- Assignment
Return the passage of the piece on Greta Thunberg below from "As talking about" to "her public mission?", copied word for word.

They in Stockholm seated news media, they are still like last years, if reporting about a rapper on trial or not – a disorder and a clique of a cultural elite and gossip writers, Strindberg theme, viewing everybody outside Stockholm City area as uncultured village fools. (To keep my head up, I have nowadays a subscription on a newspaper located far from our capital city .)

As talking about what we get to read, I wish people and newspapers was not that quick to call everything negatively written on social media and web papers for “net hate”. The thing is there are deeply conservative people in this world that wants to stay in the 50s idyllic and hypocritical paintings of life and becomes utterly enraged when others paint other pictures of the reality. They prefer to let Earth be poisoned to death and we at the same, rather than changing their worldview. But I would not be so quick to call rage for hatred. We must live with extremes in opinions in a democratic world. People think and live differently than you. They are entitled to it.

That does not mean I defend mocking individuals going public with their opinions. As what to say when 59 years old man attacks a 16 years old girl as a person for her public mission?

“I have never seen a girl so young and with so many mental disorders treated by so many adults as a guru.” Andrew Bolt, Herald Sun August 1, 2019

Greta Thunberg replied on Twitter: “I am indeed ”deeply disturbed” about the fact that these hate and conspiracy campaigns are allowed to go on and on and on just because we children communicate and act on the science. Where are the adults?”

Greta is a “messenger” no doubt. And “don’t shoot the messenger” remember!

He’s right though she’s made to a guru and an icon by media and by people around and their admiration for her as a person will certainly not save our planet. Those in power can: the political parties, the manufacturing industries and we as consumers. Greta doesn’t want to be an idol, she want to make a change. And she want people to join her to put a pressure on the ruler of society.

But her and her group “Fridays for the Future” calling on all adults and the unions to go on strike on Friday September 27, that I’m just saying a simple “no” to, it’s not my thing. And the appeal to the unions is a child’s naive calling.

Document layout analysis data:
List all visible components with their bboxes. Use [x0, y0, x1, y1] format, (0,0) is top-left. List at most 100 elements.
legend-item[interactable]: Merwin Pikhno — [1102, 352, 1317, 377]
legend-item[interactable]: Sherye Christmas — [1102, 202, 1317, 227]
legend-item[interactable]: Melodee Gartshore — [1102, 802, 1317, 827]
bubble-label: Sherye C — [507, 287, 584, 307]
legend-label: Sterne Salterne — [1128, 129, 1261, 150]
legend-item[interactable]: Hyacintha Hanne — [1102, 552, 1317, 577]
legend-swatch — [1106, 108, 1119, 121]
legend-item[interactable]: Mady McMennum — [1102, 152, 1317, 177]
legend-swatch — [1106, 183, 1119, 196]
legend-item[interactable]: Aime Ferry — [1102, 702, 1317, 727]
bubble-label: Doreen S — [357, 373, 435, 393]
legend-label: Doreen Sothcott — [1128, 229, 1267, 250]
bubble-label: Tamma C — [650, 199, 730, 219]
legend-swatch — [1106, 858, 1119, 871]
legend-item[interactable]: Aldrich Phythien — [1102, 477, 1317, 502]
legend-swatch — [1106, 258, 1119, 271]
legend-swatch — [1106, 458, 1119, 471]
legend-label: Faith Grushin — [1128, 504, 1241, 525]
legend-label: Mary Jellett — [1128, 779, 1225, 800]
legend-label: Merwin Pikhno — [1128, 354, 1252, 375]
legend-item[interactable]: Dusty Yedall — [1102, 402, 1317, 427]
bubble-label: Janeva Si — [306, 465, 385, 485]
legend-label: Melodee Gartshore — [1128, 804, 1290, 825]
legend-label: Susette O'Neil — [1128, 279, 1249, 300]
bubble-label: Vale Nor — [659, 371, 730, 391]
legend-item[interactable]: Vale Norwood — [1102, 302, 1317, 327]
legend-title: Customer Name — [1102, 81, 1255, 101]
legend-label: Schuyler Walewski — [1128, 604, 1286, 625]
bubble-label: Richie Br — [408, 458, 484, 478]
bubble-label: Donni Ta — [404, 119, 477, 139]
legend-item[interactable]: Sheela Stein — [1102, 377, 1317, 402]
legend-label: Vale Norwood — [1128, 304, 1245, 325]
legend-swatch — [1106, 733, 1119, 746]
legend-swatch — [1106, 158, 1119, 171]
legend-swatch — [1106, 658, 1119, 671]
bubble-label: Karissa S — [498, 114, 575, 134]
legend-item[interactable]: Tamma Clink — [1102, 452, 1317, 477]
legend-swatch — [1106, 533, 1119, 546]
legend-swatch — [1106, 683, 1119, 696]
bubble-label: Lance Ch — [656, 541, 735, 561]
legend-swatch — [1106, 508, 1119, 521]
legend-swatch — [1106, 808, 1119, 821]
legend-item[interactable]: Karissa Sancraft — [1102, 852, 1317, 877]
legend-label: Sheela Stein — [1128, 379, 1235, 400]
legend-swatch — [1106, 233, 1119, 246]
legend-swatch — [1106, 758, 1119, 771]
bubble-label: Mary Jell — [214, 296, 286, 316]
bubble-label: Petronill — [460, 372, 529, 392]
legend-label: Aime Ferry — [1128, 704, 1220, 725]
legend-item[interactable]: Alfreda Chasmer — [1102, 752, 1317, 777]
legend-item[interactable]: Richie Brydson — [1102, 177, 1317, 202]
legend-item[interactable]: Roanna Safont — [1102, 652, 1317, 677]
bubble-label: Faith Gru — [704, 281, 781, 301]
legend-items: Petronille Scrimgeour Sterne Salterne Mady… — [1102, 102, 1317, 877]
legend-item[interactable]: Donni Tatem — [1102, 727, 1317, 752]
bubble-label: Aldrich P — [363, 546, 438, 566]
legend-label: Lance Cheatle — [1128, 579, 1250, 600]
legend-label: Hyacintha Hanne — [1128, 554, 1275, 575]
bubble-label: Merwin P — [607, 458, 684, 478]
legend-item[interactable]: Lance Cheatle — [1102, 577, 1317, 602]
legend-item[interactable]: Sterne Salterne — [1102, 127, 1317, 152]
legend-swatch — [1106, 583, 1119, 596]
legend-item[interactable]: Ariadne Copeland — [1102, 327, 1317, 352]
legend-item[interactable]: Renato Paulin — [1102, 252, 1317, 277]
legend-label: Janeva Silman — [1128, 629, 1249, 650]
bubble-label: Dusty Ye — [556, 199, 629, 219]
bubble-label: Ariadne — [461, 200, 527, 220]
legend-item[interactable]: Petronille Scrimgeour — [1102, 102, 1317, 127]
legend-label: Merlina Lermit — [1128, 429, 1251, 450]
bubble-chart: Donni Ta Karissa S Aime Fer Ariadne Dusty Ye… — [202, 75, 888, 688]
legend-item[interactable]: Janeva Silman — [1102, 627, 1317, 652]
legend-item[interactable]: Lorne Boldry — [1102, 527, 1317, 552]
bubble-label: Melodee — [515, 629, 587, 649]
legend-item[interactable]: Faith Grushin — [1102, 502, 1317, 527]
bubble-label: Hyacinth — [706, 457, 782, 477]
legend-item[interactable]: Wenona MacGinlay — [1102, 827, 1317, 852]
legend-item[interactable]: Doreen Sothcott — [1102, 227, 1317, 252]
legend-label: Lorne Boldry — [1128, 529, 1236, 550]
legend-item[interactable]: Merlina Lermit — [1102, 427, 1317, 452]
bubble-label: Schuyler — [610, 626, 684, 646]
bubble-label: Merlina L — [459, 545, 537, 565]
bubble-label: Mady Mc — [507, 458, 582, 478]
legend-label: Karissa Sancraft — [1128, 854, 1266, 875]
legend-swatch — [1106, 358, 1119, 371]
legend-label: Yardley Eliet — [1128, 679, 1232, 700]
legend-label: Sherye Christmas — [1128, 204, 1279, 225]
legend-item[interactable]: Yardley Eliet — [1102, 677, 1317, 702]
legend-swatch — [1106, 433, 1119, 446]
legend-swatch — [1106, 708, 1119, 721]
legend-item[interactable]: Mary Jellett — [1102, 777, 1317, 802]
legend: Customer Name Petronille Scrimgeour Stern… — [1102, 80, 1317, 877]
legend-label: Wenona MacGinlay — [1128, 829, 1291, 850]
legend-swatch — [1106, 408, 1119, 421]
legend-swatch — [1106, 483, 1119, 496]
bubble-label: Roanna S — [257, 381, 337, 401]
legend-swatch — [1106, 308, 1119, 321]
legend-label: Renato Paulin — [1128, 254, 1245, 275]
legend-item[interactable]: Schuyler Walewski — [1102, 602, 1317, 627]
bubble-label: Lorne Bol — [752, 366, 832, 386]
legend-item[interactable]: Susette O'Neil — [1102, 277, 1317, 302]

- Expected output
As talking about what we get to read, I wish people and newspapers was not that quick to call everything negatively written on social media and web papers for “net hate”. The thing is there are deeply conservative people in this world that wants to stay in the 50s idyllic and hypocritical paintings of life and becomes utterly enraged when others paint other pictures of the reality. They prefer to let Earth be poisoned to death and we at the same, rather than changing their worldview. But I would not be so quick to call rage for hatred. We must live with extremes in opinions in a democratic world. People think and live differently than you. They are entitled to it.

That does not mean I defend mocking individuals going public with their opinions. As what to say when 59 years old man attacks a 16 years old girl as a person for her public mission?